§ Short problem
Transcribe the whole listing below without changing a word, but leave out every image.

Start Stored records

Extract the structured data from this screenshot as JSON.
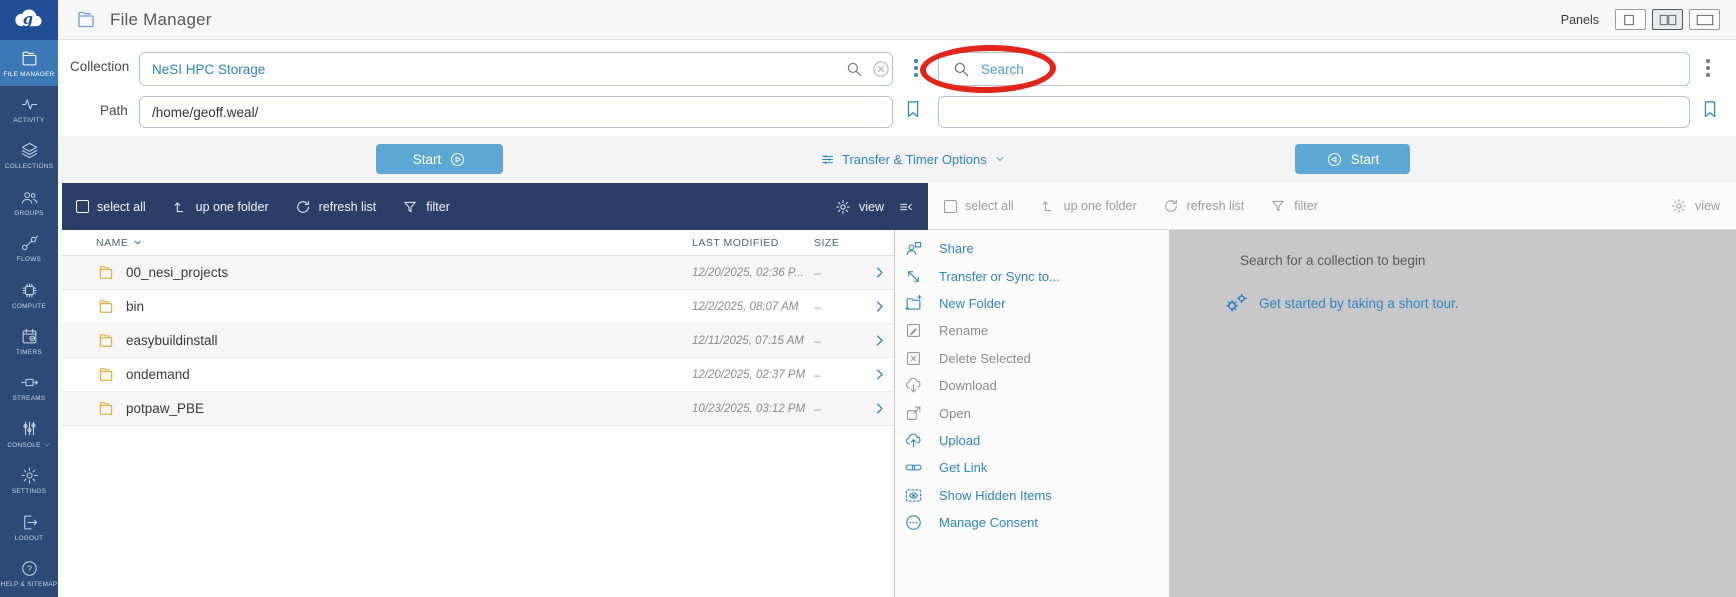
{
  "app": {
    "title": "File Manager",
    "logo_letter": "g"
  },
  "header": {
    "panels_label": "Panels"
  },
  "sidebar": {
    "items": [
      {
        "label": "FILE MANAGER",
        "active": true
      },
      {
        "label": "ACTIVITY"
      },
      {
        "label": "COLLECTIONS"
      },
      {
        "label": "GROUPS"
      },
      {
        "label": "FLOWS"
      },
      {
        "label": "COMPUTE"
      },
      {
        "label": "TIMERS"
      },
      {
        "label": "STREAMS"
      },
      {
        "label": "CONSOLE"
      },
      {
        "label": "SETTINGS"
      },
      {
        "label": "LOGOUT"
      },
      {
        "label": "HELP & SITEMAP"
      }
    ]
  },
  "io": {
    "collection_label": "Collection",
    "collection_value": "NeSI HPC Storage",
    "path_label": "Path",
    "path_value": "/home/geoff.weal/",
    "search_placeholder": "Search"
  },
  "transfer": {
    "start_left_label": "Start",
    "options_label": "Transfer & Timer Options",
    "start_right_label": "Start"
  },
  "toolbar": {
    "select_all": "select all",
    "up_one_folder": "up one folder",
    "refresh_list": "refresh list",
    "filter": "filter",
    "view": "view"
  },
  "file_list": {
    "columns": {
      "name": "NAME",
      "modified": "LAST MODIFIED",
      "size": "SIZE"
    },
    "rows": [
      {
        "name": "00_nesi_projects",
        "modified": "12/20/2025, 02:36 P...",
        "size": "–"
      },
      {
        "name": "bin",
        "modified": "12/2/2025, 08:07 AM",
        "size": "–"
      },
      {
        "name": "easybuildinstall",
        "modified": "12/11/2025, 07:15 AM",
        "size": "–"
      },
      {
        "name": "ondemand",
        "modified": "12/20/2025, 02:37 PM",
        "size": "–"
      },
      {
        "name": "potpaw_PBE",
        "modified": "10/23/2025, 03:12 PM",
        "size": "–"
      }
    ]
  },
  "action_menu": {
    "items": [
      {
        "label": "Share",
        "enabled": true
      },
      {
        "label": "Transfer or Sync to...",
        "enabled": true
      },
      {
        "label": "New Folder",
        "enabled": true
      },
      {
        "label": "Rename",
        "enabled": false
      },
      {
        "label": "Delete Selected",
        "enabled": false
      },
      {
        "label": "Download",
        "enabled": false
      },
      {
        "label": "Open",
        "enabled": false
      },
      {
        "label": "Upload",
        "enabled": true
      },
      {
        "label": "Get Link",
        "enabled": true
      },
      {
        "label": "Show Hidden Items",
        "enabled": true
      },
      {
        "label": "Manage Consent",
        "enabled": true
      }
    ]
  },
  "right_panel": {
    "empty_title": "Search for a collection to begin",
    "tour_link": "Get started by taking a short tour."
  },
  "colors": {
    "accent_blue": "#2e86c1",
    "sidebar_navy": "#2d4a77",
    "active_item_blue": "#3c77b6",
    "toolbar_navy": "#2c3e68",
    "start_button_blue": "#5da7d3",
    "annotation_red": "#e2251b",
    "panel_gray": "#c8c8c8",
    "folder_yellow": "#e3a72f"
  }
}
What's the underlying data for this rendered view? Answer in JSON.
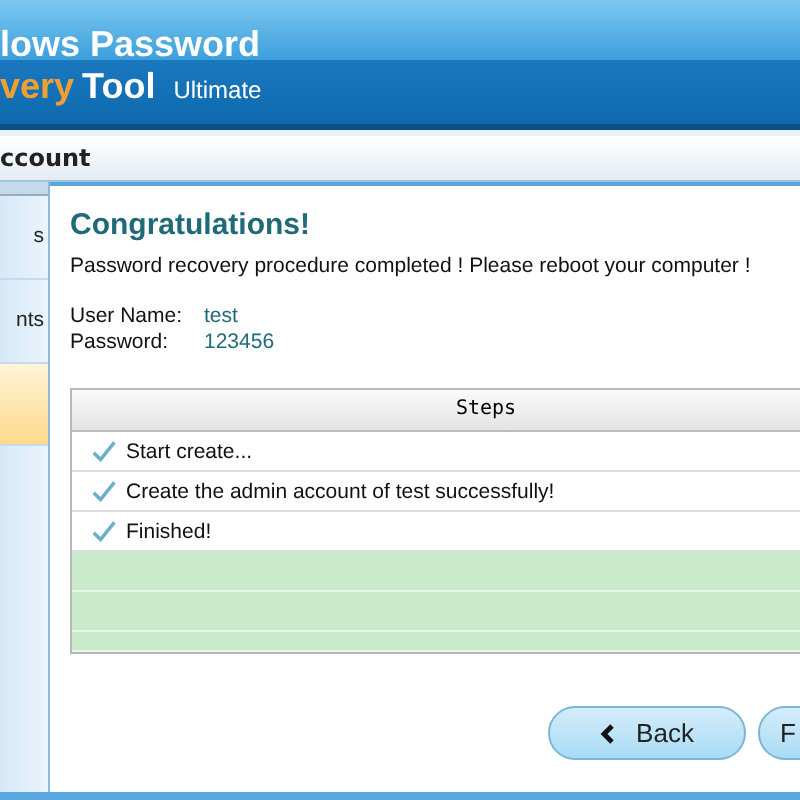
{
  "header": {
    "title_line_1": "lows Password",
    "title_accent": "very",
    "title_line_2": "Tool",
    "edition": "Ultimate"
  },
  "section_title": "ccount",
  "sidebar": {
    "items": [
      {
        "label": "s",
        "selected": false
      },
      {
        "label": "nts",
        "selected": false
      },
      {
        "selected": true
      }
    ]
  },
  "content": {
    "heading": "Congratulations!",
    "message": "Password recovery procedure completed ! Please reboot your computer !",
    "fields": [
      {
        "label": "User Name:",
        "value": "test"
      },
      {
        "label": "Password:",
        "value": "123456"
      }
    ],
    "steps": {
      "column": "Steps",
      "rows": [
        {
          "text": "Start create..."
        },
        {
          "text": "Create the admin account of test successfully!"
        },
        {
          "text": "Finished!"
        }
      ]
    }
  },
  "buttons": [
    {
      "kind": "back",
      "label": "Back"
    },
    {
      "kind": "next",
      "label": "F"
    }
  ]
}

End Stored records

§ Solved problem
Extract the structured data from this screenshot as JSON.
{
  "app": {
    "title": "File Manager",
    "logo_letter": "g"
  },
  "header": {
    "panels_label": "Panels"
  },
  "sidebar": {
    "items": [
      {
        "label": "FILE MANAGER",
        "active": true
      },
      {
        "label": "ACTIVITY"
      },
      {
        "label": "COLLECTIONS"
      },
      {
        "label": "GROUPS"
      },
      {
        "label": "FLOWS"
      },
      {
        "label": "COMPUTE"
      },
      {
        "label": "TIMERS"
      },
      {
        "label": "STREAMS"
      },
      {
        "label": "CONSOLE"
      },
      {
        "label": "SETTINGS"
      },
      {
        "label": "LOGOUT"
      },
      {
        "label": "HELP & SITEMAP"
      }
    ]
  },
  "io": {
    "collection_label": "Collection",
    "collection_value": "NeSI HPC Storage",
    "path_label": "Path",
    "path_value": "/home/geoff.weal/",
    "search_placeholder": "Search"
  },
  "transfer": {
    "start_left_label": "Start",
    "options_label": "Transfer & Timer Options",
    "start_right_label": "Start"
  },
  "toolbar": {
    "select_all": "select all",
    "up_one_folder": "up one folder",
    "refresh_list": "refresh list",
    "filter": "filter",
    "view": "view"
  },
  "file_list": {
    "columns": {
      "name": "NAME",
      "modified": "LAST MODIFIED",
      "size": "SIZE"
    },
    "rows": [
      {
        "name": "00_nesi_projects",
        "modified": "12/20/2025, 02:36 P...",
        "size": "–"
      },
      {
        "name": "bin",
        "modified": "12/2/2025, 08:07 AM",
        "size": "–"
      },
      {
        "name": "easybuildinstall",
        "modified": "12/11/2025, 07:15 AM",
        "size": "–"
      },
      {
        "name": "ondemand",
        "modified": "12/20/2025, 02:37 PM",
        "size": "–"
      },
      {
        "name": "potpaw_PBE",
        "modified": "10/23/2025, 03:12 PM",
        "size": "–"
      }
    ]
  },
  "action_menu": {
    "items": [
      {
        "label": "Share",
        "enabled": true
      },
      {
        "label": "Transfer or Sync to...",
        "enabled": true
      },
      {
        "label": "New Folder",
        "enabled": true
      },
      {
        "label": "Rename",
        "enabled": false
      },
      {
        "label": "Delete Selected",
        "enabled": false
      },
      {
        "label": "Download",
        "enabled": false
      },
      {
        "label": "Open",
        "enabled": false
      },
      {
        "label": "Upload",
        "enabled": true
      },
      {
        "label": "Get Link",
        "enabled": true
      },
      {
        "label": "Show Hidden Items",
        "enabled": true
      },
      {
        "label": "Manage Consent",
        "enabled": true
      }
    ]
  },
  "right_panel": {
    "empty_title": "Search for a collection to begin",
    "tour_link": "Get started by taking a short tour."
  },
  "colors": {
    "accent_blue": "#2e86c1",
    "sidebar_navy": "#2d4a77",
    "active_item_blue": "#3c77b6",
    "toolbar_navy": "#2c3e68",
    "start_button_blue": "#5da7d3",
    "annotation_red": "#e2251b",
    "panel_gray": "#c8c8c8",
    "folder_yellow": "#e3a72f"
  }
}
What's the underlying data for this rendered view? Answer in JSON.
{
  "header": {
    "title_line_1": "lows Password",
    "title_accent": "very",
    "title_line_2": "Tool",
    "edition": "Ultimate"
  },
  "section_title": "ccount",
  "sidebar": {
    "items": [
      {
        "label": "s",
        "selected": false
      },
      {
        "label": "nts",
        "selected": false
      },
      {
        "selected": true
      }
    ]
  },
  "content": {
    "heading": "Congratulations!",
    "message": "Password recovery procedure completed ! Please reboot your computer !",
    "fields": [
      {
        "label": "User Name:",
        "value": "test"
      },
      {
        "label": "Password:",
        "value": "123456"
      }
    ],
    "steps": {
      "column": "Steps",
      "rows": [
        {
          "text": "Start create..."
        },
        {
          "text": "Create the admin account of test successfully!"
        },
        {
          "text": "Finished!"
        }
      ]
    }
  },
  "buttons": [
    {
      "kind": "back",
      "label": "Back"
    },
    {
      "kind": "next",
      "label": "F"
    }
  ]
}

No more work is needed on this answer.